* begin *

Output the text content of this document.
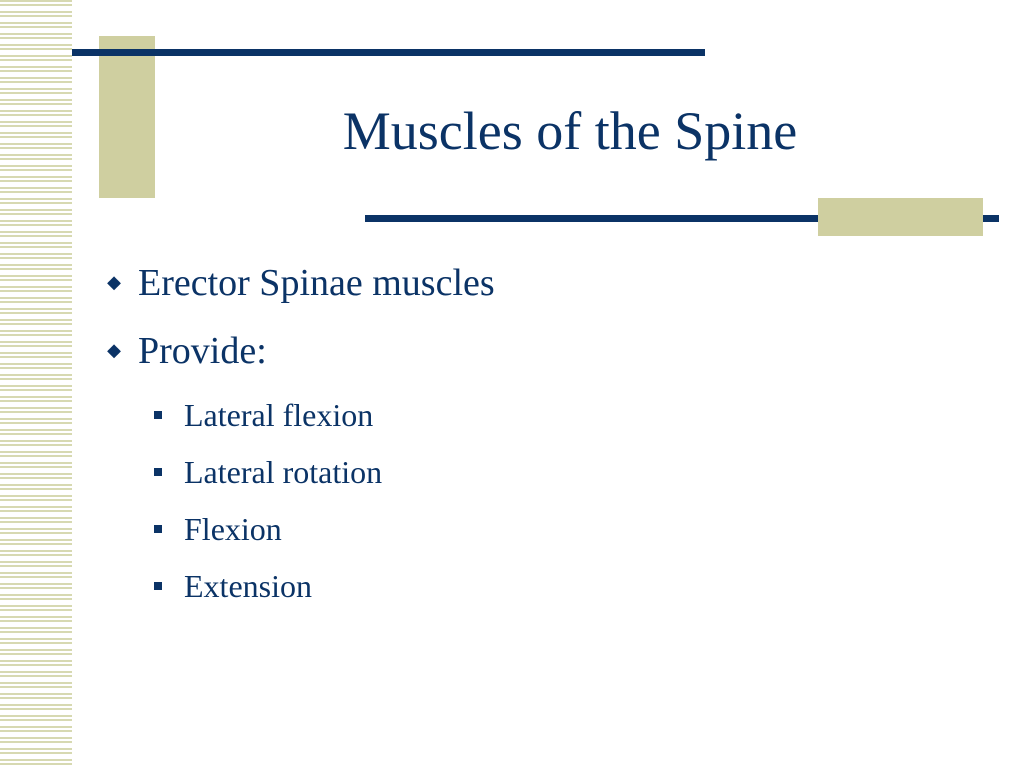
Muscles of the Spine
◆ Erector Spinae muscles
◆ Provide:
Lateral flexion
Lateral rotation
Flexion
Extension
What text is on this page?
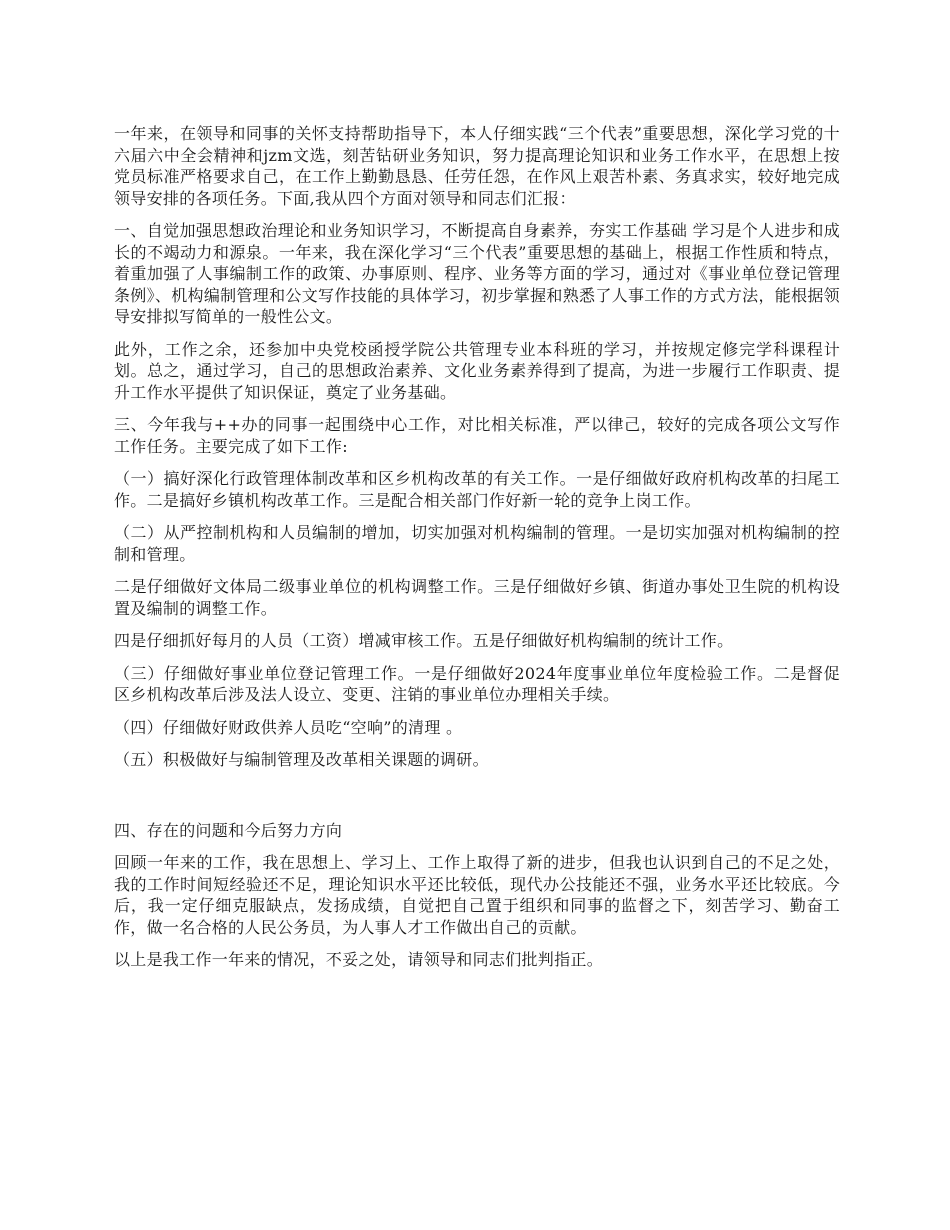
一年来，在领导和同事的关怀支持帮助指导下，本人仔细实践“三个代表”重要思想，深化学习党的十六届六中全会精神和jzm文选，刻苦钻研业务知识，努力提高理论知识和业务工作水平，在思想上按党员标准严格要求自己，在工作上勤勤恳恳、任劳任怨，在作风上艰苦朴素、务真求实，较好地完成领导安排的各项任务。下面,我从四个方面对领导和同志们汇报：

一、自觉加强思想政治理论和业务知识学习，不断提高自身素养，夯实工作基础 学习是个人进步和成长的不竭动力和源泉。一年来，我在深化学习“三个代表”重要思想的基础上，根据工作性质和特点，着重加强了人事编制工作的政策、办事原则、程序、业务等方面的学习，通过对《事业单位登记管理条例》、机构编制管理和公文写作技能的具体学习，初步掌握和熟悉了人事工作的方式方法，能根据领导安排拟写简单的一般性公文。

此外，工作之余，还参加中央党校函授学院公共管理专业本科班的学习，并按规定修完学科课程计划。总之，通过学习，自己的思想政治素养、文化业务素养得到了提高，为进一步履行工作职责、提升工作水平提供了知识保证，奠定了业务基础。

三、今年我与++办的同事一起围绕中心工作，对比相关标准，严以律己，较好的完成各项公文写作工作任务。主要完成了如下工作:

（一）搞好深化行政管理体制改革和区乡机构改革的有关工作。一是仔细做好政府机构改革的扫尾工作。二是搞好乡镇机构改革工作。三是配合相关部门作好新一轮的竞争上岗工作。

（二）从严控制机构和人员编制的增加，切实加强对机构编制的管理。一是切实加强对机构编制的控制和管理。

二是仔细做好文体局二级事业单位的机构调整工作。三是仔细做好乡镇、街道办事处卫生院的机构设置及编制的调整工作。

四是仔细抓好每月的人员（工资）增减审核工作。五是仔细做好机构编制的统计工作。

（三）仔细做好事业单位登记管理工作。一是仔细做好2024年度事业单位年度检验工作。二是督促区乡机构改革后涉及法人设立、变更、注销的事业单位办理相关手续。

（四）仔细做好财政供养人员吃“空响”的清理 。

（五）积极做好与编制管理及改革相关课题的调研。

四、存在的问题和今后努力方向

回顾一年来的工作，我在思想上、学习上、工作上取得了新的进步，但我也认识到自己的不足之处，我的工作时间短经验还不足，理论知识水平还比较低，现代办公技能还不强，业务水平还比较底。今后，我一定仔细克服缺点，发扬成绩，自觉把自己置于组织和同事的监督之下，刻苦学习、勤奋工作，做一名合格的人民公务员，为人事人才工作做出自己的贡献。

以上是我工作一年来的情况，不妥之处，请领导和同志们批判指正。
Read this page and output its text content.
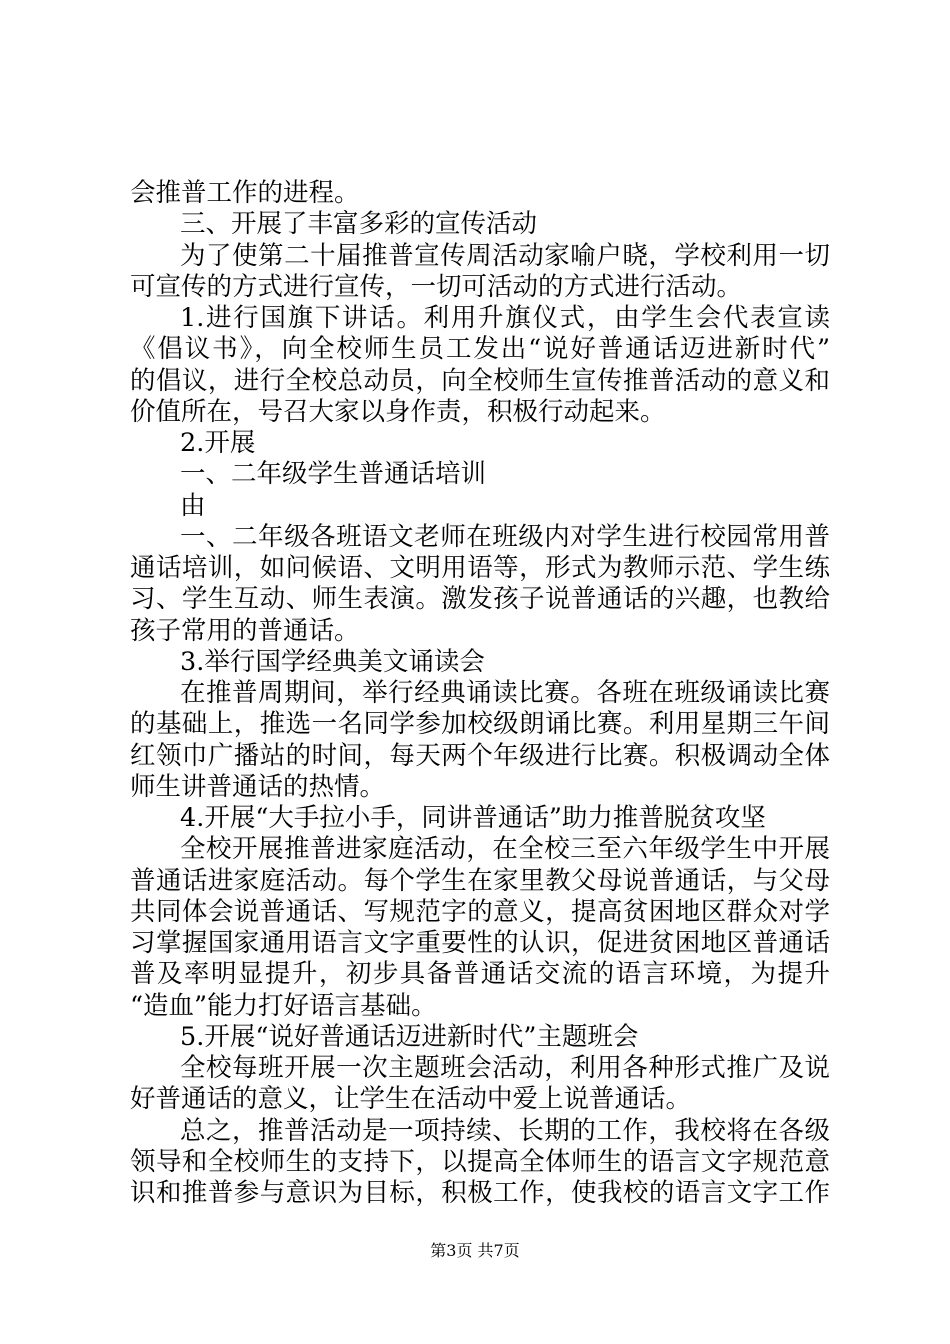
会推普工作的进程。
三、开展了丰富多彩的宣传活动
为了使第二十届推普宣传周活动家喻户晓，学校利用一切
可宣传的方式进行宣传，一切可活动的方式进行活动。
1.进行国旗下讲话。利用升旗仪式，由学生会代表宣读
《倡议书》，向全校师生员工发出“说好普通话迈进新时代”
的倡议，进行全校总动员，向全校师生宣传推普活动的意义和
价值所在，号召大家以身作责，积极行动起来。
2.开展
一、二年级学生普通话培训
由
一、二年级各班语文老师在班级内对学生进行校园常用普
通话培训，如问候语、文明用语等，形式为教师示范、学生练
习、学生互动、师生表演。激发孩子说普通话的兴趣，也教给
孩子常用的普通话。
3.举行国学经典美文诵读会
在推普周期间，举行经典诵读比赛。各班在班级诵读比赛
的基础上，推选一名同学参加校级朗诵比赛。利用星期三午间
红领巾广播站的时间，每天两个年级进行比赛。积极调动全体
师生讲普通话的热情。
4.开展“大手拉小手，同讲普通话”助力推普脱贫攻坚
全校开展推普进家庭活动，在全校三至六年级学生中开展
普通话进家庭活动。每个学生在家里教父母说普通话，与父母
共同体会说普通话、写规范字的意义，提高贫困地区群众对学
习掌握国家通用语言文字重要性的认识，促进贫困地区普通话
普及率明显提升，初步具备普通话交流的语言环境，为提升
“造血”能力打好语言基础。
5.开展“说好普通话迈进新时代”主题班会
全校每班开展一次主题班会活动，利用各种形式推广及说
好普通话的意义，让学生在活动中爱上说普通话。
总之，推普活动是一项持续、长期的工作，我校将在各级
领导和全校师生的支持下，以提高全体师生的语言文字规范意
识和推普参与意识为目标，积极工作，使我校的语言文字工作
第3页 共7页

* end *

→ **EXERCISE DESCRIPTION**
Retype all of the entries exactly as written, leaving out any images.

→ **FULL RESPONSE**
Output the text content of this document.
Muscles of the Spine
◆ Erector Spinae muscles
◆ Provide:
Lateral flexion
Lateral rotation
Flexion
Extension
What text is on this page?
一年来，在领导和同事的关怀支持帮助指导下，本人仔细实践“三个代表”重要思想，深化学习党的十六届六中全会精神和jzm文选，刻苦钻研业务知识，努力提高理论知识和业务工作水平，在思想上按党员标准严格要求自己，在工作上勤勤恳恳、任劳任怨，在作风上艰苦朴素、务真求实，较好地完成领导安排的各项任务。下面,我从四个方面对领导和同志们汇报：

一、自觉加强思想政治理论和业务知识学习，不断提高自身素养，夯实工作基础 学习是个人进步和成长的不竭动力和源泉。一年来，我在深化学习“三个代表”重要思想的基础上，根据工作性质和特点，着重加强了人事编制工作的政策、办事原则、程序、业务等方面的学习，通过对《事业单位登记管理条例》、机构编制管理和公文写作技能的具体学习，初步掌握和熟悉了人事工作的方式方法，能根据领导安排拟写简单的一般性公文。

此外，工作之余，还参加中央党校函授学院公共管理专业本科班的学习，并按规定修完学科课程计划。总之，通过学习，自己的思想政治素养、文化业务素养得到了提高，为进一步履行工作职责、提升工作水平提供了知识保证，奠定了业务基础。

三、今年我与++办的同事一起围绕中心工作，对比相关标准，严以律己，较好的完成各项公文写作工作任务。主要完成了如下工作:

（一）搞好深化行政管理体制改革和区乡机构改革的有关工作。一是仔细做好政府机构改革的扫尾工作。二是搞好乡镇机构改革工作。三是配合相关部门作好新一轮的竞争上岗工作。

（二）从严控制机构和人员编制的增加，切实加强对机构编制的管理。一是切实加强对机构编制的控制和管理。

二是仔细做好文体局二级事业单位的机构调整工作。三是仔细做好乡镇、街道办事处卫生院的机构设置及编制的调整工作。

四是仔细抓好每月的人员（工资）增减审核工作。五是仔细做好机构编制的统计工作。

（三）仔细做好事业单位登记管理工作。一是仔细做好2024年度事业单位年度检验工作。二是督促区乡机构改革后涉及法人设立、变更、注销的事业单位办理相关手续。

（四）仔细做好财政供养人员吃“空响”的清理 。

（五）积极做好与编制管理及改革相关课题的调研。

四、存在的问题和今后努力方向

回顾一年来的工作，我在思想上、学习上、工作上取得了新的进步，但我也认识到自己的不足之处，我的工作时间短经验还不足，理论知识水平还比较低，现代办公技能还不强，业务水平还比较底。今后，我一定仔细克服缺点，发扬成绩，自觉把自己置于组织和同事的监督之下，刻苦学习、勤奋工作，做一名合格的人民公务员，为人事人才工作做出自己的贡献。

以上是我工作一年来的情况，不妥之处，请领导和同志们批判指正。
Read this page and output its text content.
会推普工作的进程。
三、开展了丰富多彩的宣传活动
为了使第二十届推普宣传周活动家喻户晓，学校利用一切
可宣传的方式进行宣传，一切可活动的方式进行活动。
1.进行国旗下讲话。利用升旗仪式，由学生会代表宣读
《倡议书》，向全校师生员工发出“说好普通话迈进新时代”
的倡议，进行全校总动员，向全校师生宣传推普活动的意义和
价值所在，号召大家以身作责，积极行动起来。
2.开展
一、二年级学生普通话培训
由
一、二年级各班语文老师在班级内对学生进行校园常用普
通话培训，如问候语、文明用语等，形式为教师示范、学生练
习、学生互动、师生表演。激发孩子说普通话的兴趣，也教给
孩子常用的普通话。
3.举行国学经典美文诵读会
在推普周期间，举行经典诵读比赛。各班在班级诵读比赛
的基础上，推选一名同学参加校级朗诵比赛。利用星期三午间
红领巾广播站的时间，每天两个年级进行比赛。积极调动全体
师生讲普通话的热情。
4.开展“大手拉小手，同讲普通话”助力推普脱贫攻坚
全校开展推普进家庭活动，在全校三至六年级学生中开展
普通话进家庭活动。每个学生在家里教父母说普通话，与父母
共同体会说普通话、写规范字的意义，提高贫困地区群众对学
习掌握国家通用语言文字重要性的认识，促进贫困地区普通话
普及率明显提升，初步具备普通话交流的语言环境，为提升
“造血”能力打好语言基础。
5.开展“说好普通话迈进新时代”主题班会
全校每班开展一次主题班会活动，利用各种形式推广及说
好普通话的意义，让学生在活动中爱上说普通话。
总之，推普活动是一项持续、长期的工作，我校将在各级
领导和全校师生的支持下，以提高全体师生的语言文字规范意
识和推普参与意识为目标，积极工作，使我校的语言文字工作
第3页 共7页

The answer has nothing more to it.